WORK TASK
Look at every line of the material and count the ones holding the word "ffffff". The answer is the number only.

MATERIAL SUPPLIED
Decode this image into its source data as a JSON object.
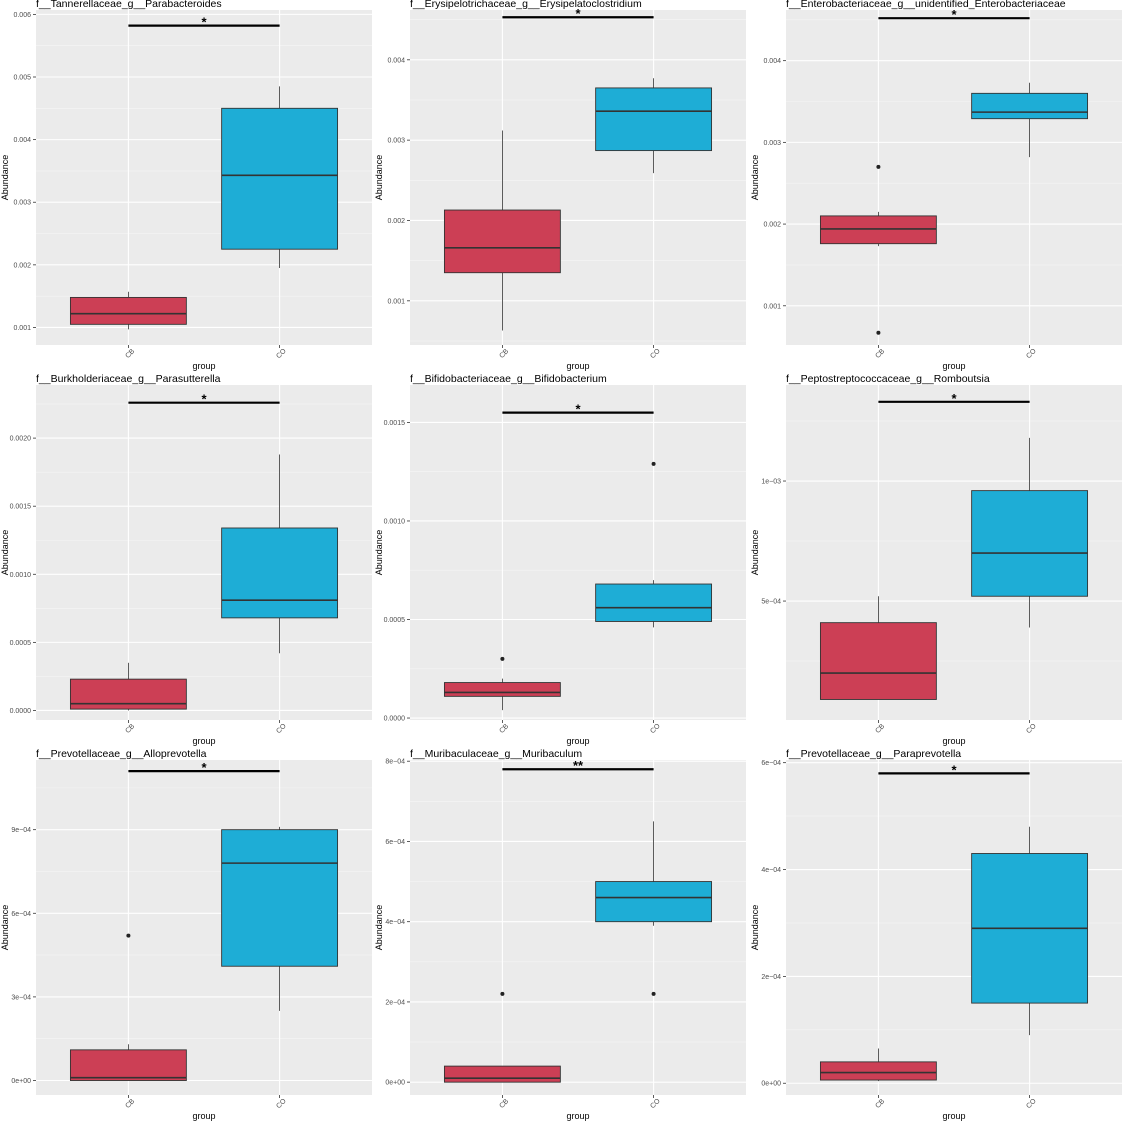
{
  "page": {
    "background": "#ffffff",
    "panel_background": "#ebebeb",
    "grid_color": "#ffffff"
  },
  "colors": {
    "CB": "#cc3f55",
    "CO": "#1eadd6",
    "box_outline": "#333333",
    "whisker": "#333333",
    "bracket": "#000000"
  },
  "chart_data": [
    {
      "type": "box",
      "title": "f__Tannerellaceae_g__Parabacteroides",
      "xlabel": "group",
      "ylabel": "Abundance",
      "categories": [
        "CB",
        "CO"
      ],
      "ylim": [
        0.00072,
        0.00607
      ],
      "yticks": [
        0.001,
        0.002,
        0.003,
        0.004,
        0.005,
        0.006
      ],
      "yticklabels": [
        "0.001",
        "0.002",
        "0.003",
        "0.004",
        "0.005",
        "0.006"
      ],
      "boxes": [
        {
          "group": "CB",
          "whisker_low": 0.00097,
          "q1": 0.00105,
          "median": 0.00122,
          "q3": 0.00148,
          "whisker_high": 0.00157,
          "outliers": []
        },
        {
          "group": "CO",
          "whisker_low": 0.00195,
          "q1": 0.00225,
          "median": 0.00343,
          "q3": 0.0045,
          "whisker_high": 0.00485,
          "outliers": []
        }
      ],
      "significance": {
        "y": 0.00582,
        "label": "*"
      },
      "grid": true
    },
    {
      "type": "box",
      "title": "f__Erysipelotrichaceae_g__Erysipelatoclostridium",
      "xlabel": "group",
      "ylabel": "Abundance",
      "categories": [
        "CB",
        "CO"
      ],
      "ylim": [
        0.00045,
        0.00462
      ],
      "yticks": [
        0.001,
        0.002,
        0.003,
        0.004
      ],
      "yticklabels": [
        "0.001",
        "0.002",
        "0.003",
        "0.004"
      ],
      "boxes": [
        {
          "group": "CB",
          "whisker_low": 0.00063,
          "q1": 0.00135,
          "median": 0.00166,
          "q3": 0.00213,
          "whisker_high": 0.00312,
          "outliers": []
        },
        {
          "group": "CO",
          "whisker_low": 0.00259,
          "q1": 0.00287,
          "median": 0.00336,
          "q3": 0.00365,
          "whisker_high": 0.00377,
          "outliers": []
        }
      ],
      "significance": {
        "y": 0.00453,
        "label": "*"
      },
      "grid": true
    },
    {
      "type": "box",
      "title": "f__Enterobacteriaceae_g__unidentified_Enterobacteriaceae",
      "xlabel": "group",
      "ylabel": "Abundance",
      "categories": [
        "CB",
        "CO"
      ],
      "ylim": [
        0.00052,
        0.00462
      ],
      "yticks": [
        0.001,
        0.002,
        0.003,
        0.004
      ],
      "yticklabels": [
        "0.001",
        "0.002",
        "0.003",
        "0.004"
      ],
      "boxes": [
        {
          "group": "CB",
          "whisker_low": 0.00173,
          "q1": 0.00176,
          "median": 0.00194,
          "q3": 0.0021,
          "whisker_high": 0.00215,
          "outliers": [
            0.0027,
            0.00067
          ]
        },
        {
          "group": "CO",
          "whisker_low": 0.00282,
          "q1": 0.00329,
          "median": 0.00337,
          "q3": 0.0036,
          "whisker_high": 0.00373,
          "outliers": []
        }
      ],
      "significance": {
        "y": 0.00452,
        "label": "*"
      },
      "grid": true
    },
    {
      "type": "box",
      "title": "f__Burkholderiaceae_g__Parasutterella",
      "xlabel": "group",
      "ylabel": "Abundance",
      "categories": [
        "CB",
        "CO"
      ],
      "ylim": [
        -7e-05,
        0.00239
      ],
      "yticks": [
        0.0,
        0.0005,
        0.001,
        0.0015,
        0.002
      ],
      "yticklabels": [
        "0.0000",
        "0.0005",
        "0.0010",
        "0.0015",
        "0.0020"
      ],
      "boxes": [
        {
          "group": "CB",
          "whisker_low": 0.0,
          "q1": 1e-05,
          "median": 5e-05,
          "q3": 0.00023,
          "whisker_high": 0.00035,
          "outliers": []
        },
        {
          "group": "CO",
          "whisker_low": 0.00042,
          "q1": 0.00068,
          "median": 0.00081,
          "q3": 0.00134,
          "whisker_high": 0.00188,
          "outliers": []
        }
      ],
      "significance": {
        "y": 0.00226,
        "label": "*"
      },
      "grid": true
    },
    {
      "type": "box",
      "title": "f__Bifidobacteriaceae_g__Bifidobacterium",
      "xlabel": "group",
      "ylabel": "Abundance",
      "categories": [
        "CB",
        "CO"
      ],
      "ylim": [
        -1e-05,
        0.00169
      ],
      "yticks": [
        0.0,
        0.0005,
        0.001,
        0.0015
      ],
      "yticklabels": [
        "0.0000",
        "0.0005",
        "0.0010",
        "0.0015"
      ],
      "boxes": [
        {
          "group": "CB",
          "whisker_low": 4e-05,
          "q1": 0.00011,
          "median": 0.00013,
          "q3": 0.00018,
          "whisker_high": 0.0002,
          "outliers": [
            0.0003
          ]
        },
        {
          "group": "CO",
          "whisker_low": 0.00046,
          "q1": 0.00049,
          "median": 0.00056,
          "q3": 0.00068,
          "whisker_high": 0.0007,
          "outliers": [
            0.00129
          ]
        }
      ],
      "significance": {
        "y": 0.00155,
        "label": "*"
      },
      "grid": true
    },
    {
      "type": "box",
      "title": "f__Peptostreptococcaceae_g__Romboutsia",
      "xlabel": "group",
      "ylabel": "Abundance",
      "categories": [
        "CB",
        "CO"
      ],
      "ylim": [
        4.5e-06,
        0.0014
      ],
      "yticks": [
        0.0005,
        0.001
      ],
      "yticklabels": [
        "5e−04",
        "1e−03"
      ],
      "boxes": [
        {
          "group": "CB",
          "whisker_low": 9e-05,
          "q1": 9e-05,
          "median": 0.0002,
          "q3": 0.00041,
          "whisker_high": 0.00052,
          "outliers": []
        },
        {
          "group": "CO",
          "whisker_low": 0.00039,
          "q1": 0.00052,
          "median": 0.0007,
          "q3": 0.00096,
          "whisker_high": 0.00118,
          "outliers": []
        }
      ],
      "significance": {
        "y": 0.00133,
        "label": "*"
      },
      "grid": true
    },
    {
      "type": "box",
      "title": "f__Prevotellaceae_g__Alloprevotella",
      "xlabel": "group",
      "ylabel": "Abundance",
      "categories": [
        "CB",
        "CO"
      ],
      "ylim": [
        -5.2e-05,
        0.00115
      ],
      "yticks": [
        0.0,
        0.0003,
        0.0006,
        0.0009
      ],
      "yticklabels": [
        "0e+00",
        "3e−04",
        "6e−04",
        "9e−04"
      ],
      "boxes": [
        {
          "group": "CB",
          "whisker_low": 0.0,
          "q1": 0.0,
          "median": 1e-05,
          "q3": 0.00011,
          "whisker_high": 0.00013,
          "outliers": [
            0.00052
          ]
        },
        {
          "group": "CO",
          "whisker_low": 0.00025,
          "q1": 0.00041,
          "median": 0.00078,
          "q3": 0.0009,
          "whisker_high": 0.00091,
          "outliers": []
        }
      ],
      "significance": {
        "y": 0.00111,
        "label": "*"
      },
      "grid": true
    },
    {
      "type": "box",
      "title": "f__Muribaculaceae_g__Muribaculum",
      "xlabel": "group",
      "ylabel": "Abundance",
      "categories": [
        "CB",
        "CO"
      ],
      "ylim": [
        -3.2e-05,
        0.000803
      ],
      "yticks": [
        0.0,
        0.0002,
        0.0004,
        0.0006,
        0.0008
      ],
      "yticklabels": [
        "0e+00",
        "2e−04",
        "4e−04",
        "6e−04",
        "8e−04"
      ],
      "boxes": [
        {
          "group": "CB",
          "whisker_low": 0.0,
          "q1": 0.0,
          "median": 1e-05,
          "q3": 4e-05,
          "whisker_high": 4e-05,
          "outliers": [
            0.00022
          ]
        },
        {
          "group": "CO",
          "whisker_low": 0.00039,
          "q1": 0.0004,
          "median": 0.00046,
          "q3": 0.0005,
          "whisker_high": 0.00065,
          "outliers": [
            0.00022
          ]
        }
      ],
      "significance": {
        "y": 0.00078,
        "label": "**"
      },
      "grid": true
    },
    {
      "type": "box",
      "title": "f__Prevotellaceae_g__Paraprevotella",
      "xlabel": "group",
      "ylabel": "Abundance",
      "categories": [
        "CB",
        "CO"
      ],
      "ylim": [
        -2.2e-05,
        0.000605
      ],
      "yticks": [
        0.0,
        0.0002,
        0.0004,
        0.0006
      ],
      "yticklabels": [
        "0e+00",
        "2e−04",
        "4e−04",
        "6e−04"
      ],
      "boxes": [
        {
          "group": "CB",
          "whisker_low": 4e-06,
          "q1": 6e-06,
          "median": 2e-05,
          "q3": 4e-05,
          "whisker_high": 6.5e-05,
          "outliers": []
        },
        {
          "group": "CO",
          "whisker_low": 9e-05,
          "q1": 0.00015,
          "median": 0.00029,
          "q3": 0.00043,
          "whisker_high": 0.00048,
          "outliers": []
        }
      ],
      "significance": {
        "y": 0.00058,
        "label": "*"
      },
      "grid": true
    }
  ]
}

EXERCISE RESULT
2